— BEGIN —
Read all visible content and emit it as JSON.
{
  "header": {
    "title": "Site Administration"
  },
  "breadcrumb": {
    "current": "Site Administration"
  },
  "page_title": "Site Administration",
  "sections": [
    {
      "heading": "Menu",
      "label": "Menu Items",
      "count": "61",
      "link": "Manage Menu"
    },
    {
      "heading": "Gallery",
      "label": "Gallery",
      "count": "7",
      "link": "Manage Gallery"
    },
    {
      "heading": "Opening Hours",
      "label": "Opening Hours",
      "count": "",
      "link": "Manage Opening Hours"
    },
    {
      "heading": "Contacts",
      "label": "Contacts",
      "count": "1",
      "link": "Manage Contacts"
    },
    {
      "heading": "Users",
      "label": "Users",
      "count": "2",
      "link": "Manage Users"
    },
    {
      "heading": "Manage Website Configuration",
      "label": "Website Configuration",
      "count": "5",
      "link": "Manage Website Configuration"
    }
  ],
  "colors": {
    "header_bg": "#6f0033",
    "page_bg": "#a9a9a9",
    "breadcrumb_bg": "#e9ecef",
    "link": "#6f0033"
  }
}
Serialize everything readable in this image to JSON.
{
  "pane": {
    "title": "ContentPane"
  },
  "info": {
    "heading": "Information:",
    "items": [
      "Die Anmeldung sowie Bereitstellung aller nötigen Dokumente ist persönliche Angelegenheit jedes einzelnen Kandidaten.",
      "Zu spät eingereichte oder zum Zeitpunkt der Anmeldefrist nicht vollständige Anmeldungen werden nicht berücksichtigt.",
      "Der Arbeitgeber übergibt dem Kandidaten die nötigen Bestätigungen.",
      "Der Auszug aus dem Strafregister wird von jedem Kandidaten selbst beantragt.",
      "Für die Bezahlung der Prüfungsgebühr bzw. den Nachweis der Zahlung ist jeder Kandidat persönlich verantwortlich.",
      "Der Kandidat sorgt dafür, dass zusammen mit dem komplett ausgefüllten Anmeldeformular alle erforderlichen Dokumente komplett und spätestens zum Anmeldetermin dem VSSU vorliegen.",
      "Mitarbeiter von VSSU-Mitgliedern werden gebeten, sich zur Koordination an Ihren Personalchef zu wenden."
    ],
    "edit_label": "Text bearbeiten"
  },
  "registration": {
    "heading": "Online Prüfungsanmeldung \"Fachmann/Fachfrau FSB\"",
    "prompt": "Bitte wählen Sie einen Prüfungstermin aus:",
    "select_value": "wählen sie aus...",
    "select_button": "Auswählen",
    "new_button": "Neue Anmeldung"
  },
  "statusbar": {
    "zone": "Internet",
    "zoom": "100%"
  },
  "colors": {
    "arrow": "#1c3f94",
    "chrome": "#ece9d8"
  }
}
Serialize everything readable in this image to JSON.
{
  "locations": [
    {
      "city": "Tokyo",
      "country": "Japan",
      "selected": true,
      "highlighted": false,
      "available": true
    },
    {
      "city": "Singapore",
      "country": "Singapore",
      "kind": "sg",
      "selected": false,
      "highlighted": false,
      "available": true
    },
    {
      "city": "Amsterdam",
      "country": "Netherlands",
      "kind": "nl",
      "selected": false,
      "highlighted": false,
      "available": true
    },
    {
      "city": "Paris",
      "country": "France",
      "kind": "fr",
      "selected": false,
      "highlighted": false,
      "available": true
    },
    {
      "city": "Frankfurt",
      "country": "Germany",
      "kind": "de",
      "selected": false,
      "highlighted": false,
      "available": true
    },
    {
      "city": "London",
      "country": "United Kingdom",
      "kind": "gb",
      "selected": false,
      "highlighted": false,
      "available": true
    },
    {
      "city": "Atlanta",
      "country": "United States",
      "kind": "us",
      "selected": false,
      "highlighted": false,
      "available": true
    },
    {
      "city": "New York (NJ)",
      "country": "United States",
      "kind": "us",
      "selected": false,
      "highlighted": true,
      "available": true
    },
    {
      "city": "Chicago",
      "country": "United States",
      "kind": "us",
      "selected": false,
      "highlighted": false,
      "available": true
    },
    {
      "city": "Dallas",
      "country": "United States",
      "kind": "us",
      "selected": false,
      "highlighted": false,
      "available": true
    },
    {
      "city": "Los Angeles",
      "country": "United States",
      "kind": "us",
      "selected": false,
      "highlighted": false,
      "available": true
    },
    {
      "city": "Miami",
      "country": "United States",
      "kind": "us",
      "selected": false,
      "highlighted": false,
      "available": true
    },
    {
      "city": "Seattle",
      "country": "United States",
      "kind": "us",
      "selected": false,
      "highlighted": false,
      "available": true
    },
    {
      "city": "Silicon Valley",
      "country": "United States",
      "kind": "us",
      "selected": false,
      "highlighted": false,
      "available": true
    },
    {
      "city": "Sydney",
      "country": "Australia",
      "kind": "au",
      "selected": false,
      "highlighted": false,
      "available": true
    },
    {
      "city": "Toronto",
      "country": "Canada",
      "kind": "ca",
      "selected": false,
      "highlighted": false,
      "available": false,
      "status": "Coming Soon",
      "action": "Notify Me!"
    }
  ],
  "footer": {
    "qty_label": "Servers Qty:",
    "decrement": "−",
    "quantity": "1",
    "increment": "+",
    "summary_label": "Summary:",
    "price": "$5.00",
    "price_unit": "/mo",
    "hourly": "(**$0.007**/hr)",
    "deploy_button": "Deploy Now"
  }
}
— END —
Task objective | Copy the data above exactly. Every line must be included.

Solution to this problem |
Read all visible content and emit it as JSON.
{
  "header": {
    "title": "Site Administration"
  },
  "breadcrumb": {
    "current": "Site Administration"
  },
  "page_title": "Site Administration",
  "sections": [
    {
      "heading": "Menu",
      "label": "Menu Items",
      "count": "61",
      "link": "Manage Menu"
    },
    {
      "heading": "Gallery",
      "label": "Gallery",
      "count": "7",
      "link": "Manage Gallery"
    },
    {
      "heading": "Opening Hours",
      "label": "Opening Hours",
      "count": "",
      "link": "Manage Opening Hours"
    },
    {
      "heading": "Contacts",
      "label": "Contacts",
      "count": "1",
      "link": "Manage Contacts"
    },
    {
      "heading": "Users",
      "label": "Users",
      "count": "2",
      "link": "Manage Users"
    },
    {
      "heading": "Manage Website Configuration",
      "label": "Website Configuration",
      "count": "5",
      "link": "Manage Website Configuration"
    }
  ],
  "colors": {
    "header_bg": "#6f0033",
    "page_bg": "#a9a9a9",
    "breadcrumb_bg": "#e9ecef",
    "link": "#6f0033"
  }
}
Serialize everything readable in this image to JSON.
{
  "pane": {
    "title": "ContentPane"
  },
  "info": {
    "heading": "Information:",
    "items": [
      "Die Anmeldung sowie Bereitstellung aller nötigen Dokumente ist persönliche Angelegenheit jedes einzelnen Kandidaten.",
      "Zu spät eingereichte oder zum Zeitpunkt der Anmeldefrist nicht vollständige Anmeldungen werden nicht berücksichtigt.",
      "Der Arbeitgeber übergibt dem Kandidaten die nötigen Bestätigungen.",
      "Der Auszug aus dem Strafregister wird von jedem Kandidaten selbst beantragt.",
      "Für die Bezahlung der Prüfungsgebühr bzw. den Nachweis der Zahlung ist jeder Kandidat persönlich verantwortlich.",
      "Der Kandidat sorgt dafür, dass zusammen mit dem komplett ausgefüllten Anmeldeformular alle erforderlichen Dokumente komplett und spätestens zum Anmeldetermin dem VSSU vorliegen.",
      "Mitarbeiter von VSSU-Mitgliedern werden gebeten, sich zur Koordination an Ihren Personalchef zu wenden."
    ],
    "edit_label": "Text bearbeiten"
  },
  "registration": {
    "heading": "Online Prüfungsanmeldung \"Fachmann/Fachfrau FSB\"",
    "prompt": "Bitte wählen Sie einen Prüfungstermin aus:",
    "select_value": "wählen sie aus...",
    "select_button": "Auswählen",
    "new_button": "Neue Anmeldung"
  },
  "statusbar": {
    "zone": "Internet",
    "zoom": "100%"
  },
  "colors": {
    "arrow": "#1c3f94",
    "chrome": "#ece9d8"
  }
}
Serialize everything readable in this image to JSON.
{
  "locations": [
    {
      "city": "Tokyo",
      "country": "Japan",
      "selected": true,
      "highlighted": false,
      "available": true
    },
    {
      "city": "Singapore",
      "country": "Singapore",
      "kind": "sg",
      "selected": false,
      "highlighted": false,
      "available": true
    },
    {
      "city": "Amsterdam",
      "country": "Netherlands",
      "kind": "nl",
      "selected": false,
      "highlighted": false,
      "available": true
    },
    {
      "city": "Paris",
      "country": "France",
      "kind": "fr",
      "selected": false,
      "highlighted": false,
      "available": true
    },
    {
      "city": "Frankfurt",
      "country": "Germany",
      "kind": "de",
      "selected": false,
      "highlighted": false,
      "available": true
    },
    {
      "city": "London",
      "country": "United Kingdom",
      "kind": "gb",
      "selected": false,
      "highlighted": false,
      "available": true
    },
    {
      "city": "Atlanta",
      "country": "United States",
      "kind": "us",
      "selected": false,
      "highlighted": false,
      "available": true
    },
    {
      "city": "New York (NJ)",
      "country": "United States",
      "kind": "us",
      "selected": false,
      "highlighted": true,
      "available": true
    },
    {
      "city": "Chicago",
      "country": "United States",
      "kind": "us",
      "selected": false,
      "highlighted": false,
      "available": true
    },
    {
      "city": "Dallas",
      "country": "United States",
      "kind": "us",
      "selected": false,
      "highlighted": false,
      "available": true
    },
    {
      "city": "Los Angeles",
      "country": "United States",
      "kind": "us",
      "selected": false,
      "highlighted": false,
      "available": true
    },
    {
      "city": "Miami",
      "country": "United States",
      "kind": "us",
      "selected": false,
      "highlighted": false,
      "available": true
    },
    {
      "city": "Seattle",
      "country": "United States",
      "kind": "us",
      "selected": false,
      "highlighted": false,
      "available": true
    },
    {
      "city": "Silicon Valley",
      "country": "United States",
      "kind": "us",
      "selected": false,
      "highlighted": false,
      "available": true
    },
    {
      "city": "Sydney",
      "country": "Australia",
      "kind": "au",
      "selected": false,
      "highlighted": false,
      "available": true
    },
    {
      "city": "Toronto",
      "country": "Canada",
      "kind": "ca",
      "selected": false,
      "highlighted": false,
      "available": false,
      "status": "Coming Soon",
      "action": "Notify Me!"
    }
  ],
  "footer": {
    "qty_label": "Servers Qty:",
    "decrement": "−",
    "quantity": "1",
    "increment": "+",
    "summary_label": "Summary:",
    "price": "$5.00",
    "price_unit": "/mo",
    "hourly": "(**$0.007**/hr)",
    "deploy_button": "Deploy Now"
  }
}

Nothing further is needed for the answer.